• **Records for the exercise**
= = = =

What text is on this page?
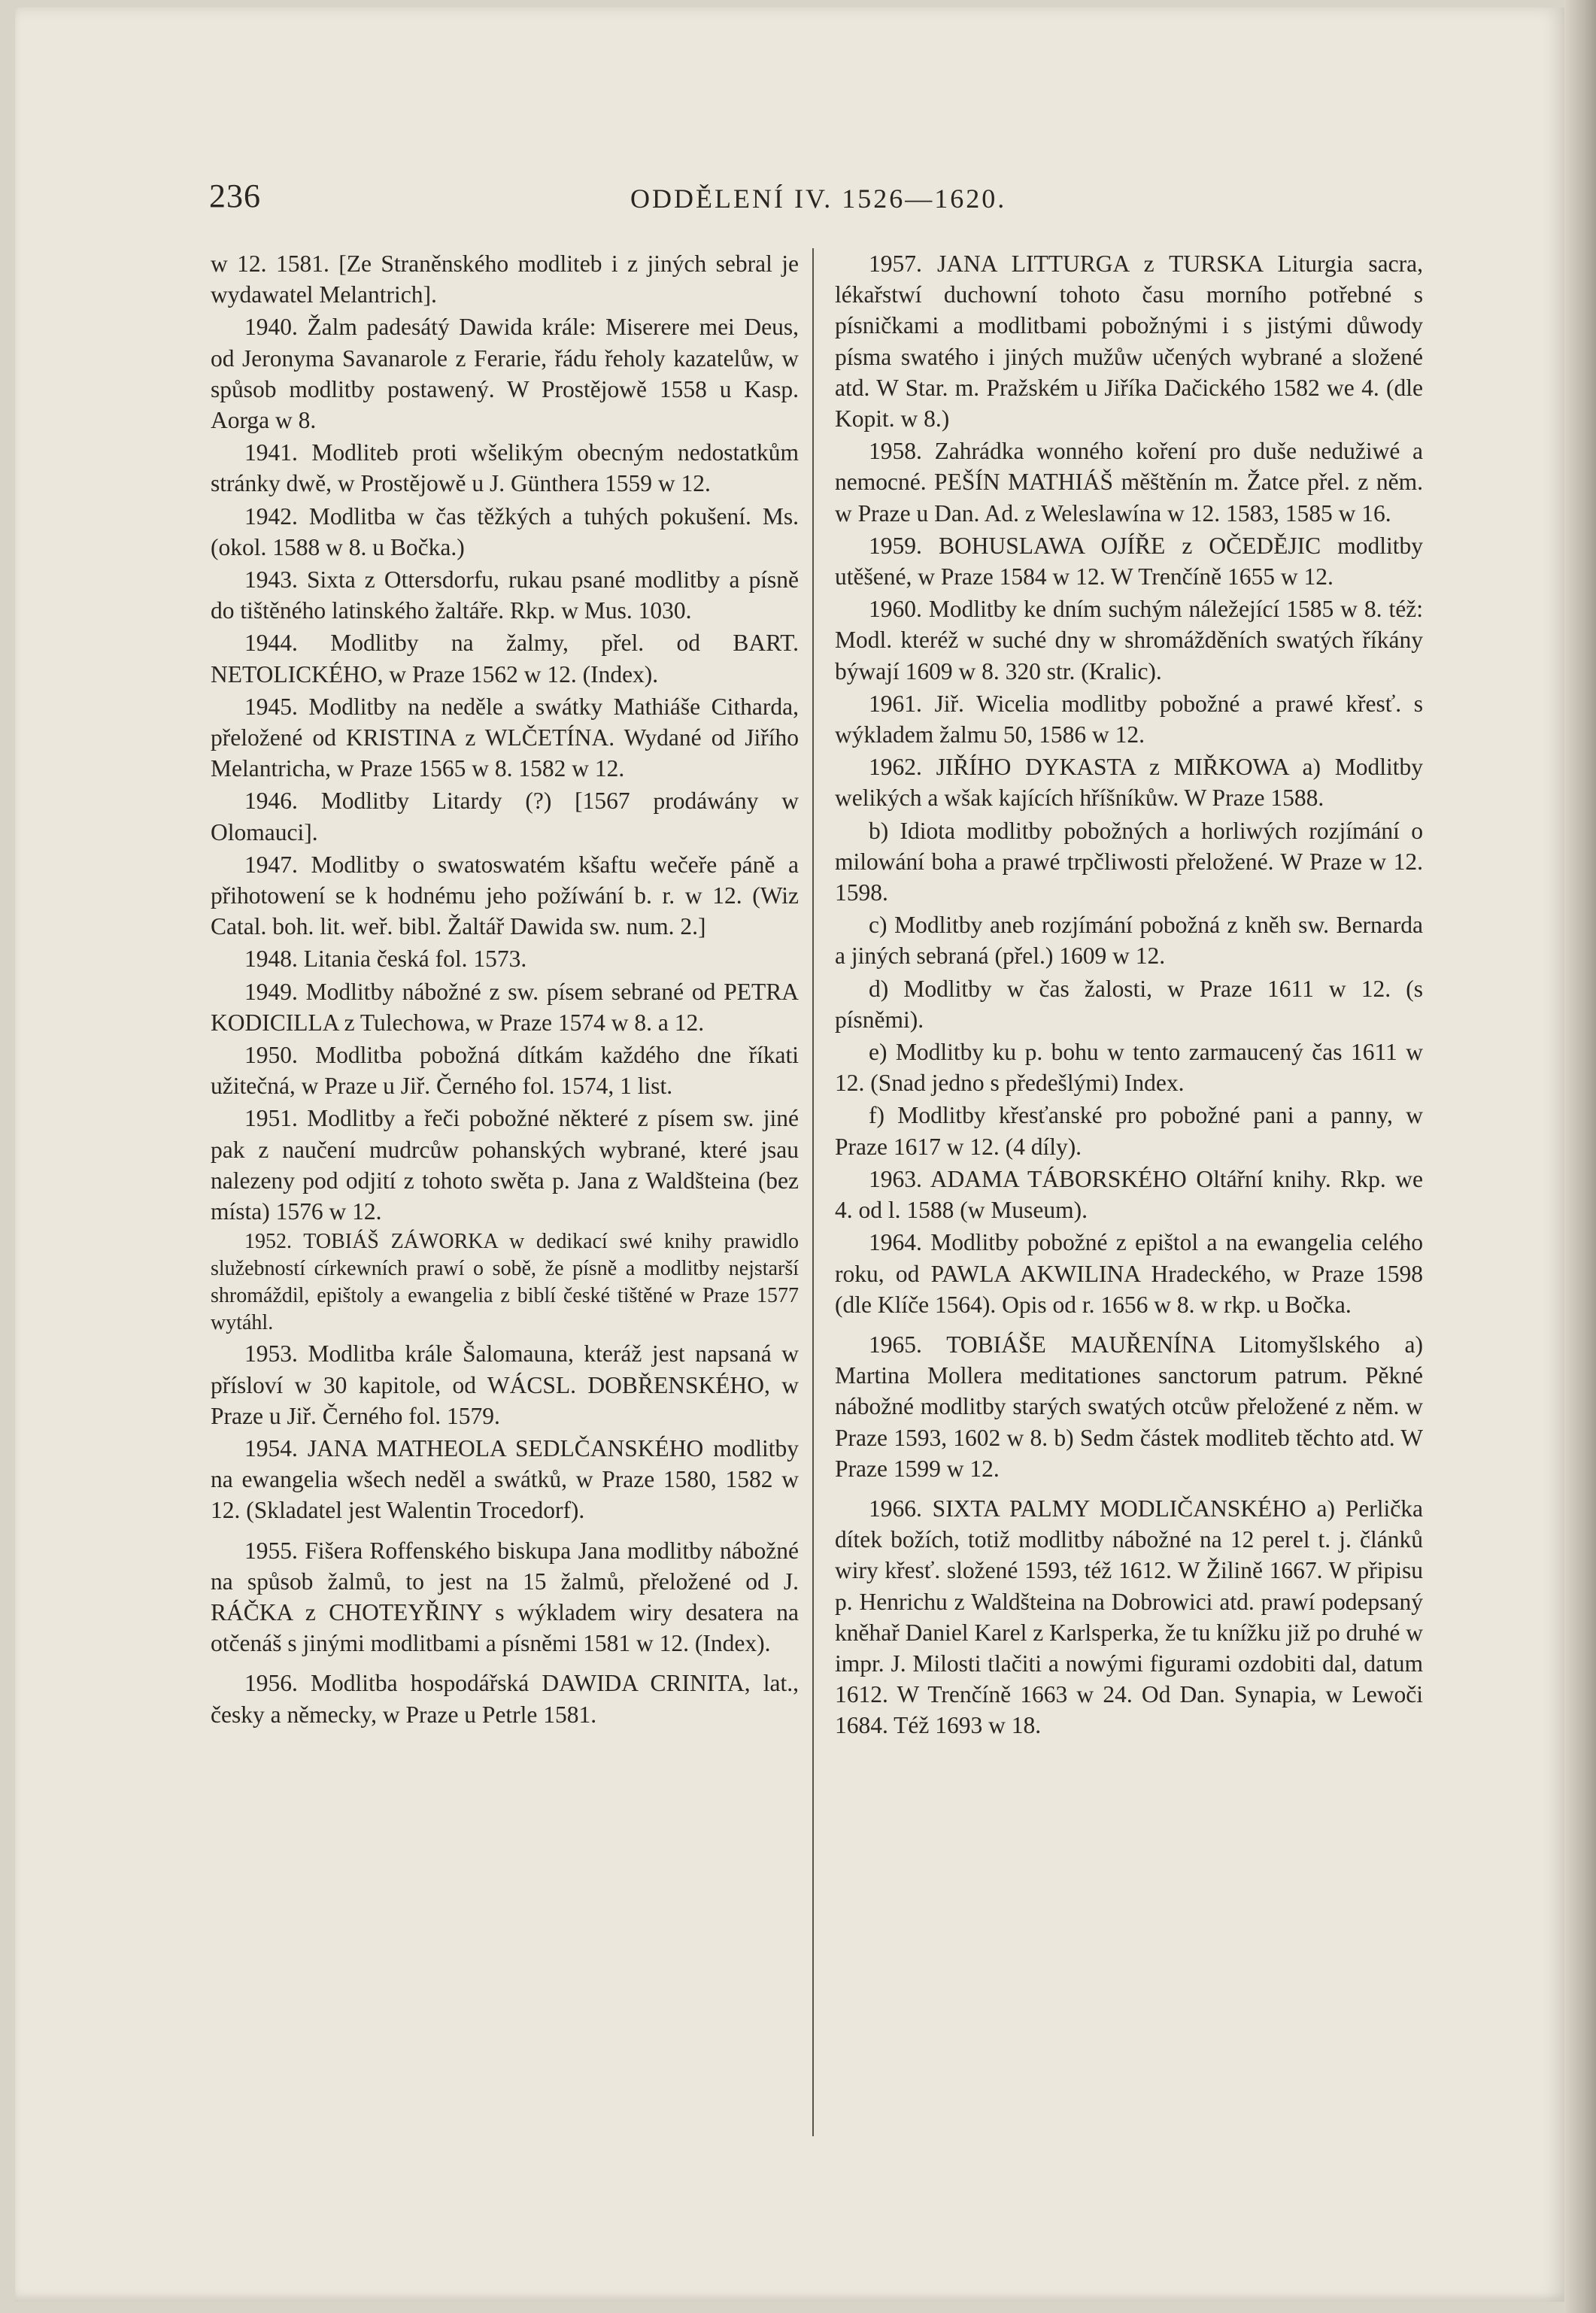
236	ODDĚLENÍ IV. 1526—1620.

w 12. 1581. [Ze Straněnského modliteb i z jiných sebral je wydawatel Melantrich].

1940. Žalm padesátý Dawida krále: Miserere mei Deus, od Jeronyma Savanarole z Ferarie, řádu řeholy kazatelůw, w spůsob modlitby postawený. W Prostějowě 1558 u Kasp. Aorga w 8.

1941. Modliteb proti wšelikým obecným nedostatkům stránky dwě, w Prostějowě u J. Günthera 1559 w 12.

1942. Modlitba w čas těžkých a tuhých pokušení. Ms. (okol. 1588 w 8. u Bočka.)

1943. Sixta z Ottersdorfu, rukau psané modlitby a písně do tištěného latinského žaltáře. Rkp. w Mus. 1030.

1944. Modlitby na žalmy, přel. od BART. NETOLICKÉHO, w Praze 1562 w 12. (Index).

1945. Modlitby na neděle a swátky Mathiáše Citharda, přeložené od KRISTINA z WLČETÍNA. Wydané od Jiřího Melantricha, w Praze 1565 w 8. 1582 w 12.

1946. Modlitby Litardy (?) [1567 prodáwány w Olomauci].

1947. Modlitby o swatoswatém kšaftu wečeře páně a přihotowení se k hodnému jeho požíwání b. r. w 12. (Wiz Catal. boh. lit. weř. bibl. Žaltář Dawida sw. num. 2.]

1948. Litania česká fol. 1573.

1949. Modlitby nábožné z sw. písem sebrané od PETRA KODICILLA z Tulechowa, w Praze 1574 w 8. a 12.

1950. Modlitba pobožná dítkám každého dne říkati užitečná, w Praze u Jiř. Černého fol. 1574, 1 list.

1951. Modlitby a řeči pobožné některé z písem sw. jiné pak z naučení mudrcůw pohanských wybrané, které jsau nalezeny pod odjití z tohoto swěta p. Jana z Waldšteina (bez místa) 1576 w 12.

1952. TOBIÁŠ ZÁWORKA w dedikací swé knihy prawidlo služebností církewních prawí o sobě, že písně a modlitby nejstarší shromáždil, epištoly a ewangelia z biblí české tištěné w Praze 1577 wytáhl.

1953. Modlitba krále Šalomauna, kteráž jest napsaná w přísloví w 30 kapitole, od WÁCSL. DOBŘENSKÉHO, w Praze u Jiř. Černého fol. 1579.

1954. JANA MATHEOLA SEDLČANSKÉHO modlitby na ewangelia wšech neděl a swátků, w Praze 1580, 1582 w 12. (Skladatel jest Walentin Trocedorf).

1955. Fišera Roffenského biskupa Jana modlitby nábožné na spůsob žalmů, to jest na 15 žalmů, přeložené od J. RÁČKA z CHOTEYŘINY s wýkladem wiry desatera na otčenáš s jinými modlitbami a písněmi 1581 w 12. (Index).

1956. Modlitba hospodářská DAWIDA CRINITA, lat., česky a německy, w Praze u Petrle 1581.

1957. JANA LITTURGA z TURSKA Liturgia sacra, lékařstwí duchowní tohoto času morního potřebné s písničkami a modlitbami pobožnými i s jistými důwody písma swatého i jiných mužůw učených wybrané a složené atd. W Star. m. Pražském u Jiříka Dačického 1582 we 4. (dle Kopit. w 8.)

1958. Zahrádka wonného koření pro duše nedužiwé a nemocné. PEŠÍN MATHIÁŠ měštěnín m. Žatce přel. z něm. w Praze u Dan. Ad. z Weleslawína w 12. 1583, 1585 w 16.

1959. BOHUSLAWA OJÍŘE z OČEDĚJIC modlitby utěšené, w Praze 1584 w 12. W Trenčíně 1655 w 12.

1960. Modlitby ke dním suchým náležející 1585 w 8. též: Modl. kteréž w suché dny w shromážděních swatých říkány býwají 1609 w 8. 320 str. (Kralic).

1961. Jiř. Wicelia modlitby pobožné a prawé křesť. s wýkladem žalmu 50, 1586 w 12.

1962. JIŘÍHO DYKASTA z MIŘKOWA a) Modlitby welikých a wšak kajících hříšníkůw. W Praze 1588.

b) Idiota modlitby pobožných a horliwých rozjímání o milowání boha a prawé trpčliwosti přeložené. W Praze w 12. 1598.

c) Modlitby aneb rozjímání pobožná z kněh sw. Bernarda a jiných sebraná (přel.) 1609 w 12.

d) Modlitby w čas žalosti, w Praze 1611 w 12. (s písněmi).

e) Modlitby ku p. bohu w tento zarmaucený čas 1611 w 12. (Snad jedno s předešlými) Index.

f) Modlitby křesťanské pro pobožné pani a panny, w Praze 1617 w 12. (4 díly).

1963. ADAMA TÁBORSKÉHO Oltářní knihy. Rkp. we 4. od l. 1588 (w Museum).

1964. Modlitby pobožné z epištol a na ewangelia celého roku, od PAWLA AKWILINA Hradeckého, w Praze 1598 (dle Klíče 1564). Opis od r. 1656 w 8. w rkp. u Bočka.

1965. TOBIÁŠE MAUŘENÍNA Litomyšlského a) Martina Mollera meditationes sanctorum patrum. Pěkné nábožné modlitby starých swatých otcůw přeložené z něm. w Praze 1593, 1602 w 8. b) Sedm částek modliteb těchto atd. W Praze 1599 w 12.

1966. SIXTA PALMY MODLIČANSKÉHO a) Perlička dítek božích, totiž modlitby nábožné na 12 perel t. j. článků wiry křesť. složené 1593, též 1612. W Žilině 1667. W připisu p. Henrichu z Waldšteina na Dobrowici atd. prawí podepsaný kněhař Daniel Karel z Karlsperka, že tu knížku již po druhé w impr. J. Milosti tlačiti a nowými figurami ozdobiti dal, datum 1612. W Trenčíně 1663 w 24. Od Dan. Synapia, w Lewoči 1684. Též 1693 w 18.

= = = =

• **Task to carry out**
Output the entries above exactly, without their pictures.

• **Reply to the task**
What text is on this page?
236	ODDĚLENÍ IV. 1526—1620.

w 12. 1581. [Ze Straněnského modliteb i z jiných sebral je wydawatel Melantrich].

1940. Žalm padesátý Dawida krále: Miserere mei Deus, od Jeronyma Savanarole z Ferarie, řádu řeholy kazatelůw, w spůsob modlitby postawený. W Prostějowě 1558 u Kasp. Aorga w 8.

1941. Modliteb proti wšelikým obecným nedostatkům stránky dwě, w Prostějowě u J. Günthera 1559 w 12.

1942. Modlitba w čas těžkých a tuhých pokušení. Ms. (okol. 1588 w 8. u Bočka.)

1943. Sixta z Ottersdorfu, rukau psané modlitby a písně do tištěného latinského žaltáře. Rkp. w Mus. 1030.

1944. Modlitby na žalmy, přel. od BART. NETOLICKÉHO, w Praze 1562 w 12. (Index).

1945. Modlitby na neděle a swátky Mathiáše Citharda, přeložené od KRISTINA z WLČETÍNA. Wydané od Jiřího Melantricha, w Praze 1565 w 8. 1582 w 12.

1946. Modlitby Litardy (?) [1567 prodáwány w Olomauci].

1947. Modlitby o swatoswatém kšaftu wečeře páně a přihotowení se k hodnému jeho požíwání b. r. w 12. (Wiz Catal. boh. lit. weř. bibl. Žaltář Dawida sw. num. 2.]

1948. Litania česká fol. 1573.

1949. Modlitby nábožné z sw. písem sebrané od PETRA KODICILLA z Tulechowa, w Praze 1574 w 8. a 12.

1950. Modlitba pobožná dítkám každého dne říkati užitečná, w Praze u Jiř. Černého fol. 1574, 1 list.

1951. Modlitby a řeči pobožné některé z písem sw. jiné pak z naučení mudrcůw pohanských wybrané, které jsau nalezeny pod odjití z tohoto swěta p. Jana z Waldšteina (bez místa) 1576 w 12.

1952. TOBIÁŠ ZÁWORKA w dedikací swé knihy prawidlo služebností církewních prawí o sobě, že písně a modlitby nejstarší shromáždil, epištoly a ewangelia z biblí české tištěné w Praze 1577 wytáhl.

1953. Modlitba krále Šalomauna, kteráž jest napsaná w přísloví w 30 kapitole, od WÁCSL. DOBŘENSKÉHO, w Praze u Jiř. Černého fol. 1579.

1954. JANA MATHEOLA SEDLČANSKÉHO modlitby na ewangelia wšech neděl a swátků, w Praze 1580, 1582 w 12. (Skladatel jest Walentin Trocedorf).

1955. Fišera Roffenského biskupa Jana modlitby nábožné na spůsob žalmů, to jest na 15 žalmů, přeložené od J. RÁČKA z CHOTEYŘINY s wýkladem wiry desatera na otčenáš s jinými modlitbami a písněmi 1581 w 12. (Index).

1956. Modlitba hospodářská DAWIDA CRINITA, lat., česky a německy, w Praze u Petrle 1581.

1957. JANA LITTURGA z TURSKA Liturgia sacra, lékařstwí duchowní tohoto času morního potřebné s písničkami a modlitbami pobožnými i s jistými důwody písma swatého i jiných mužůw učených wybrané a složené atd. W Star. m. Pražském u Jiříka Dačického 1582 we 4. (dle Kopit. w 8.)

1958. Zahrádka wonného koření pro duše nedužiwé a nemocné. PEŠÍN MATHIÁŠ měštěnín m. Žatce přel. z něm. w Praze u Dan. Ad. z Weleslawína w 12. 1583, 1585 w 16.

1959. BOHUSLAWA OJÍŘE z OČEDĚJIC modlitby utěšené, w Praze 1584 w 12. W Trenčíně 1655 w 12.

1960. Modlitby ke dním suchým náležející 1585 w 8. též: Modl. kteréž w suché dny w shromážděních swatých říkány býwají 1609 w 8. 320 str. (Kralic).

1961. Jiř. Wicelia modlitby pobožné a prawé křesť. s wýkladem žalmu 50, 1586 w 12.

1962. JIŘÍHO DYKASTA z MIŘKOWA a) Modlitby welikých a wšak kajících hříšníkůw. W Praze 1588.

b) Idiota modlitby pobožných a horliwých rozjímání o milowání boha a prawé trpčliwosti přeložené. W Praze w 12. 1598.

c) Modlitby aneb rozjímání pobožná z kněh sw. Bernarda a jiných sebraná (přel.) 1609 w 12.

d) Modlitby w čas žalosti, w Praze 1611 w 12. (s písněmi).

e) Modlitby ku p. bohu w tento zarmaucený čas 1611 w 12. (Snad jedno s předešlými) Index.

f) Modlitby křesťanské pro pobožné pani a panny, w Praze 1617 w 12. (4 díly).

1963. ADAMA TÁBORSKÉHO Oltářní knihy. Rkp. we 4. od l. 1588 (w Museum).

1964. Modlitby pobožné z epištol a na ewangelia celého roku, od PAWLA AKWILINA Hradeckého, w Praze 1598 (dle Klíče 1564). Opis od r. 1656 w 8. w rkp. u Bočka.

1965. TOBIÁŠE MAUŘENÍNA Litomyšlského a) Martina Mollera meditationes sanctorum patrum. Pěkné nábožné modlitby starých swatých otcůw přeložené z něm. w Praze 1593, 1602 w 8. b) Sedm částek modliteb těchto atd. W Praze 1599 w 12.

1966. SIXTA PALMY MODLIČANSKÉHO a) Perlička dítek božích, totiž modlitby nábožné na 12 perel t. j. článků wiry křesť. složené 1593, též 1612. W Žilině 1667. W připisu p. Henrichu z Waldšteina na Dobrowici atd. prawí podepsaný kněhař Daniel Karel z Karlsperka, že tu knížku již po druhé w impr. J. Milosti tlačiti a nowými figurami ozdobiti dal, datum 1612. W Trenčíně 1663 w 24. Od Dan. Synapia, w Lewoči 1684. Též 1693 w 18.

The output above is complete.